Among the lines below, list those containing the string "should".

-=-=-

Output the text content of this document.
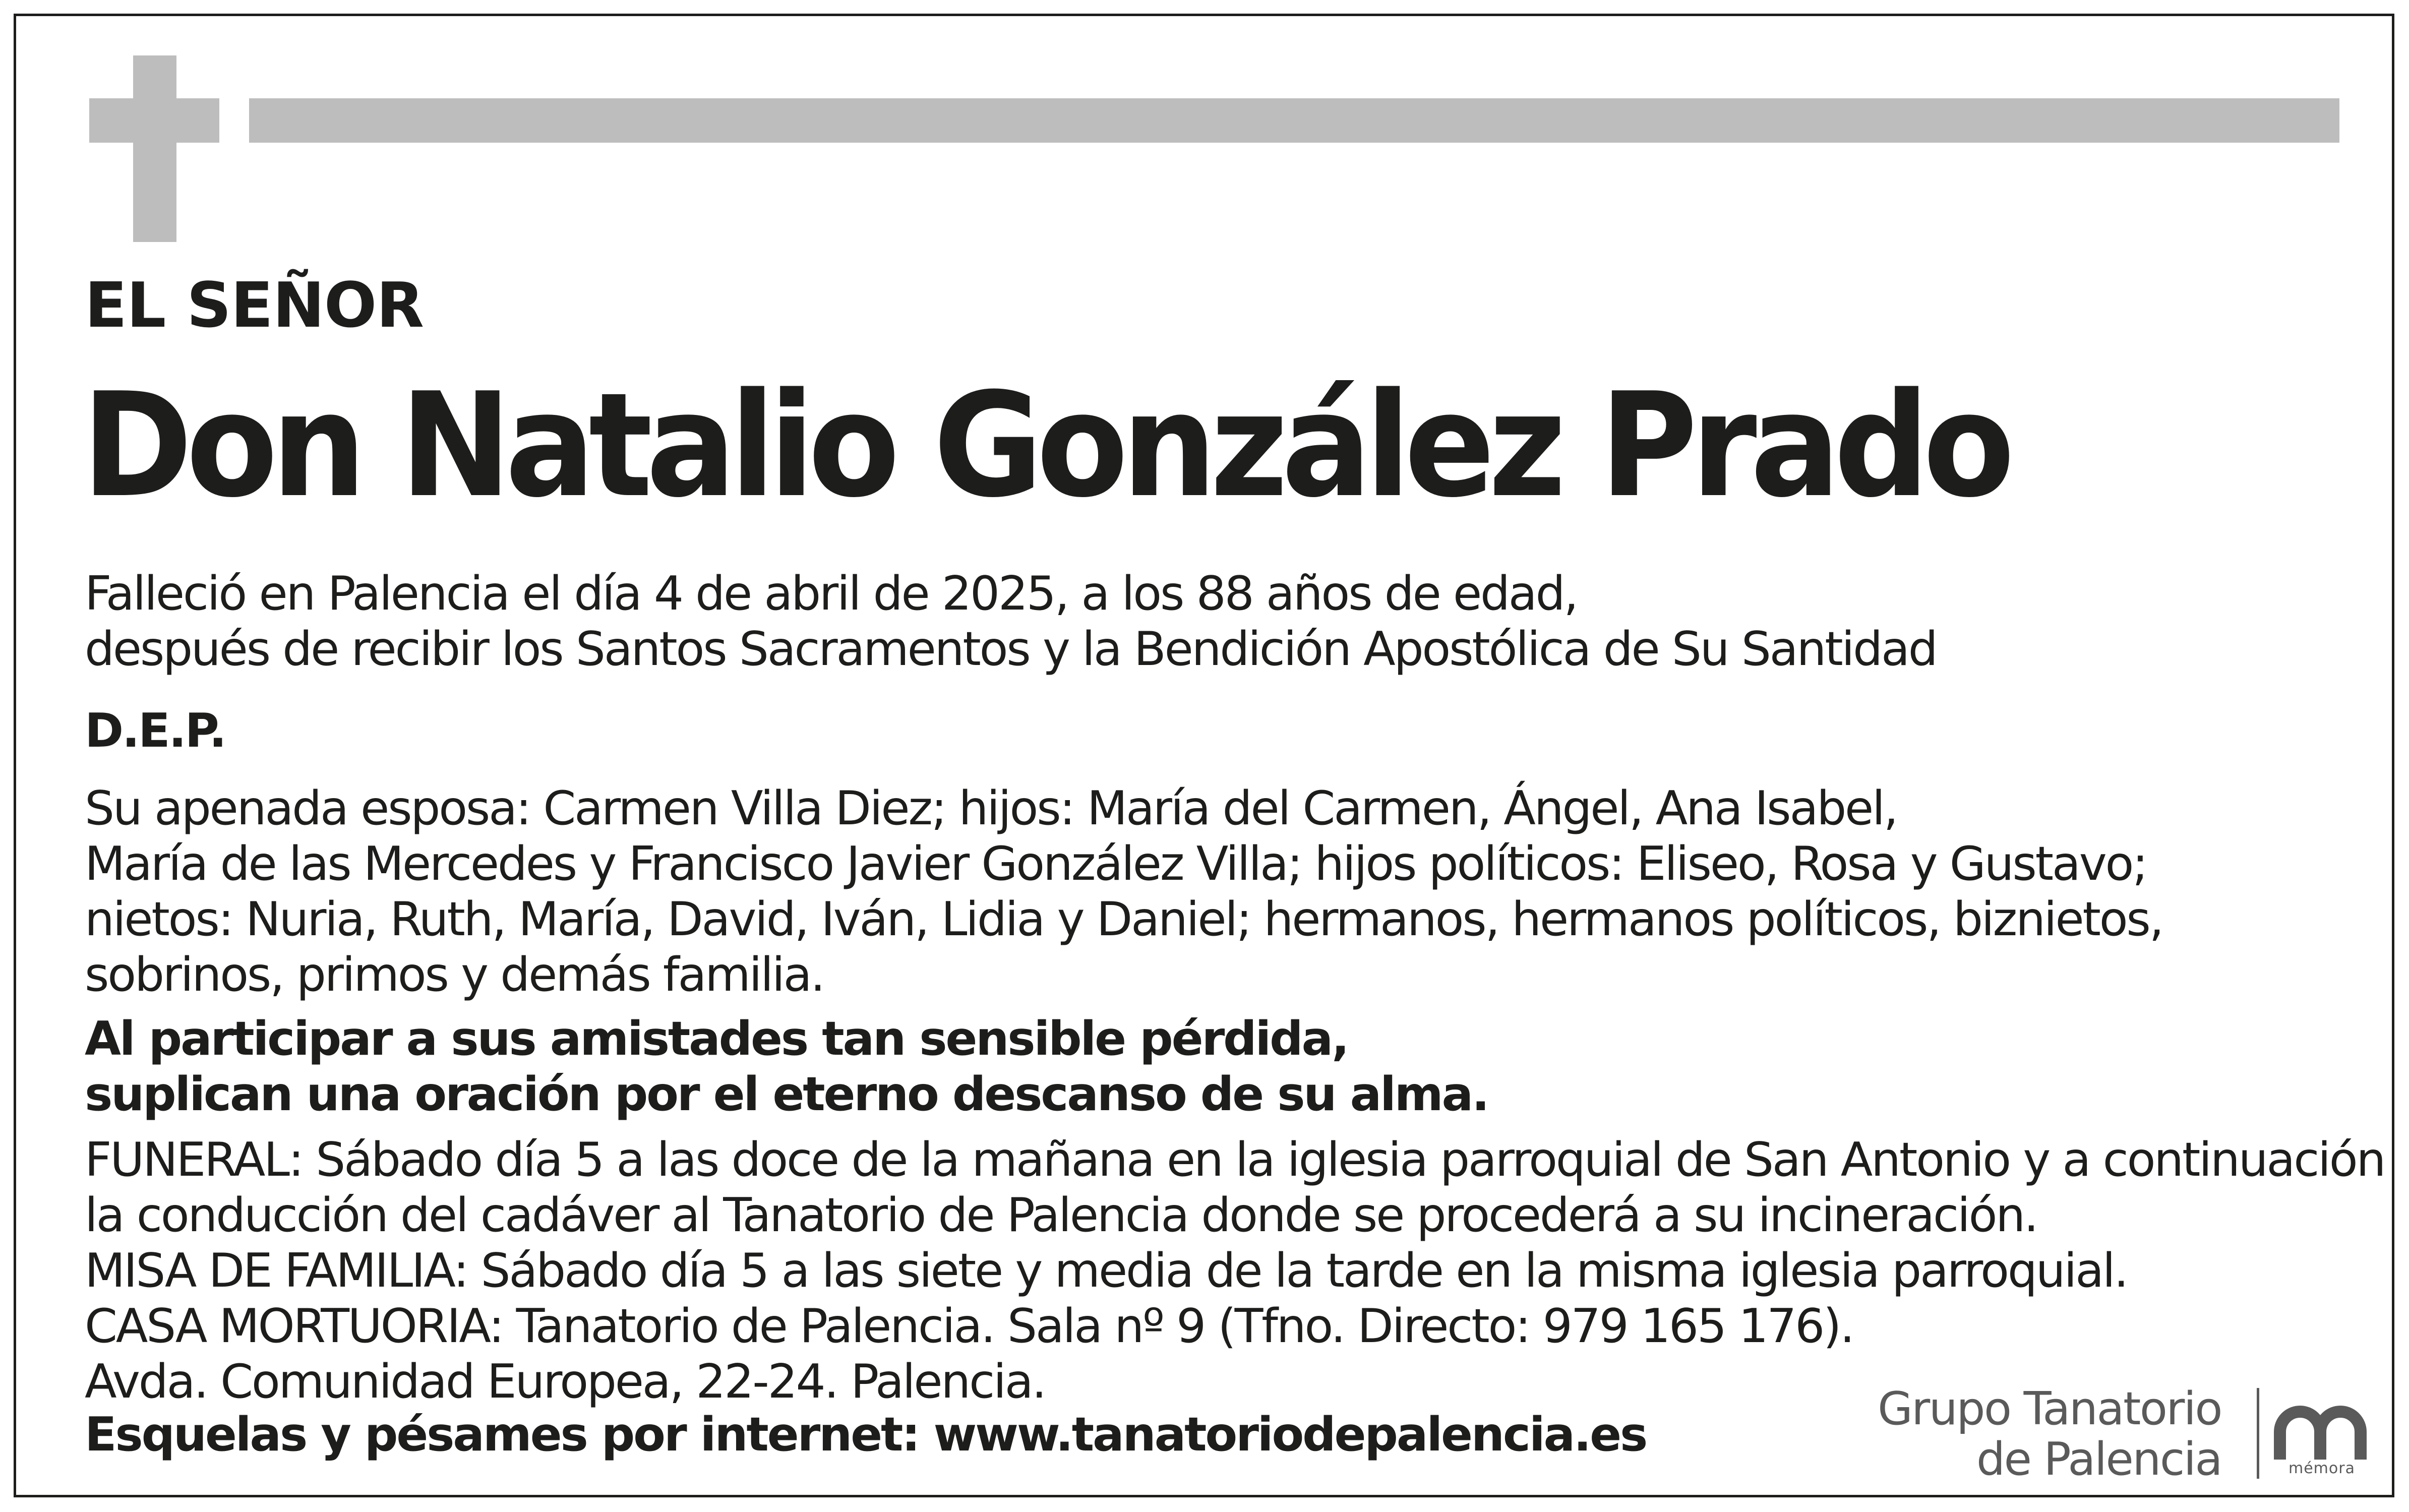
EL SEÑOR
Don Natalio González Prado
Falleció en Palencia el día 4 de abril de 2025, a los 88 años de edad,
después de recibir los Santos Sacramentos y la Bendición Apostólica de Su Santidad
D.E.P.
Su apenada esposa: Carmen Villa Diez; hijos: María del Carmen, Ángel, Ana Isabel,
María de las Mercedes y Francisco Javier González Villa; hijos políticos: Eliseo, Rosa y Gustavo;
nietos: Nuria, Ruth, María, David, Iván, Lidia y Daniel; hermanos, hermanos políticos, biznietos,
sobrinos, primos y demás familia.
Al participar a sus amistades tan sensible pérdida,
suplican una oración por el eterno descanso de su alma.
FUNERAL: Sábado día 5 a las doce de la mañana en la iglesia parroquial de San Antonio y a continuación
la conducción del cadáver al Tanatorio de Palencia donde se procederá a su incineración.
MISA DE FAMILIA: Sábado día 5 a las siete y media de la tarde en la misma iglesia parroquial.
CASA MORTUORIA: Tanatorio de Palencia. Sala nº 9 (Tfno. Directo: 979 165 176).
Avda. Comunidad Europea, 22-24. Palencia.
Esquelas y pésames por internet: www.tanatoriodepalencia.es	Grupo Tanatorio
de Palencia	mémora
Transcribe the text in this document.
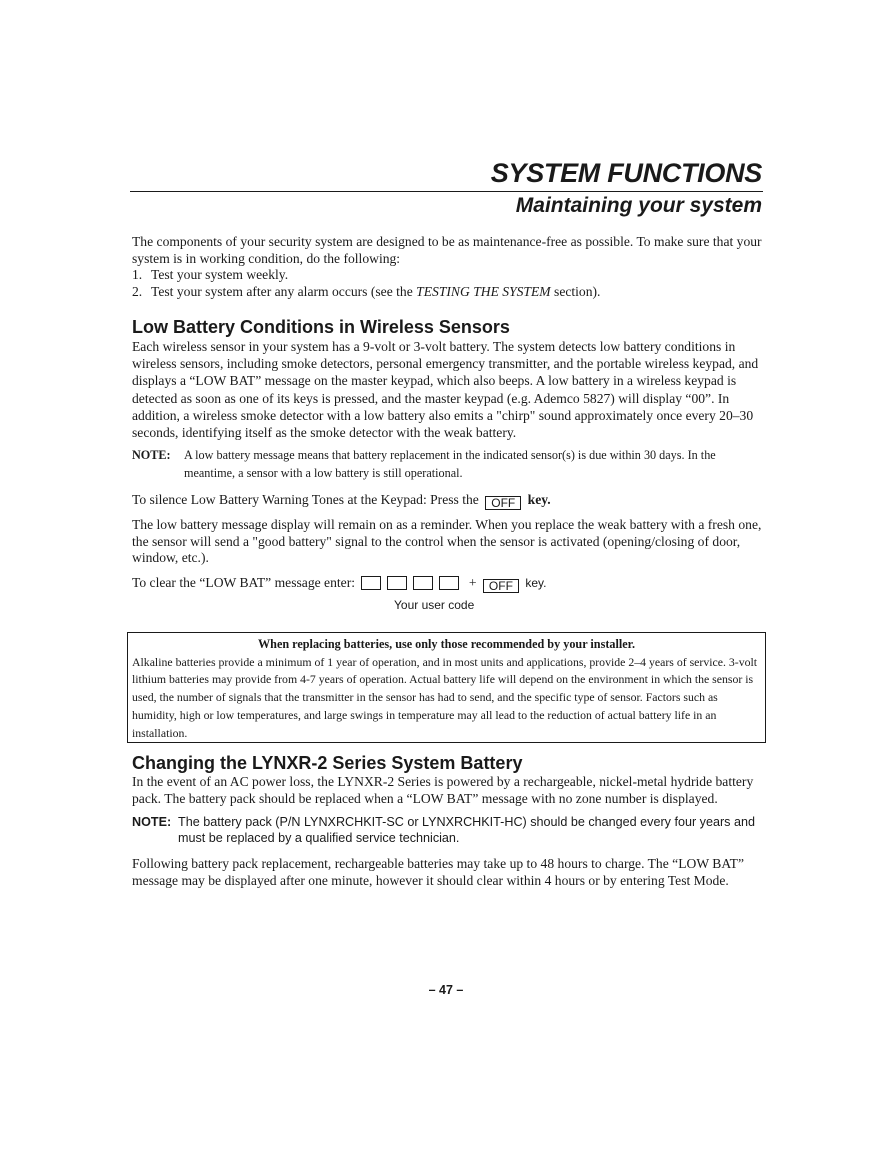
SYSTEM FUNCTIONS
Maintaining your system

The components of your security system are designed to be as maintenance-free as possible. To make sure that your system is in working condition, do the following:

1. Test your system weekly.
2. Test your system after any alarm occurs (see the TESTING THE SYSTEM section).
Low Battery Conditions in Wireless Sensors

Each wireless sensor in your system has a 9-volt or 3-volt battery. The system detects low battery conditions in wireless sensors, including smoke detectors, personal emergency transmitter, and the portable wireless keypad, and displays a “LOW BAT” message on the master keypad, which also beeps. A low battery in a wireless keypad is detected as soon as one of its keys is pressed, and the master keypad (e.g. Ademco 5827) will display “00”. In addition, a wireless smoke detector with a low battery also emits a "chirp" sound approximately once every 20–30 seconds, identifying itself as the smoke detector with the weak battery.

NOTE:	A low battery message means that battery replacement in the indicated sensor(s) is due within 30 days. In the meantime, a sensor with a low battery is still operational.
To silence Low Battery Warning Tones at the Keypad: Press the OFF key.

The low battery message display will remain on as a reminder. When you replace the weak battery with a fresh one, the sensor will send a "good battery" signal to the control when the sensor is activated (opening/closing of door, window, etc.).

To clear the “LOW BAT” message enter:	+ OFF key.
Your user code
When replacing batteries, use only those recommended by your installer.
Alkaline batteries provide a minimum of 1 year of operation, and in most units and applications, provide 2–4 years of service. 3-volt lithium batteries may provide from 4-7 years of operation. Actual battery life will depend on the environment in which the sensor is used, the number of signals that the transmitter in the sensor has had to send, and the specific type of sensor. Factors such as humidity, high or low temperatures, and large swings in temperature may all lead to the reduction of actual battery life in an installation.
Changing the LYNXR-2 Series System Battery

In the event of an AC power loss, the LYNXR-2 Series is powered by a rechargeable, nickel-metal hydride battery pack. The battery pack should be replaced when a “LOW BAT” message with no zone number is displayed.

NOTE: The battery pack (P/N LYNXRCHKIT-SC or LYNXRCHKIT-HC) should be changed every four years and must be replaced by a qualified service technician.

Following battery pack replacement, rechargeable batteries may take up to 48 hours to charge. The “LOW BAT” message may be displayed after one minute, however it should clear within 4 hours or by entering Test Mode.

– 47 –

-=-=-

# Exercise answer:
In the event of an AC power loss, the LYNXR-2 Series is powered by a rechargeable, nickel-metal hydride battery pack. The battery pack should be replaced when a “LOW BAT” message with no zone number is displayed.
NOTE: The battery pack (P/N LYNXRCHKIT-SC or LYNXRCHKIT-HC) should be changed every four years and must be replaced by a qualified service technician.
Following battery pack replacement, rechargeable batteries may take up to 48 hours to charge. The “LOW BAT” message may be displayed after one minute, however it should clear within 4 hours or by entering Test Mode.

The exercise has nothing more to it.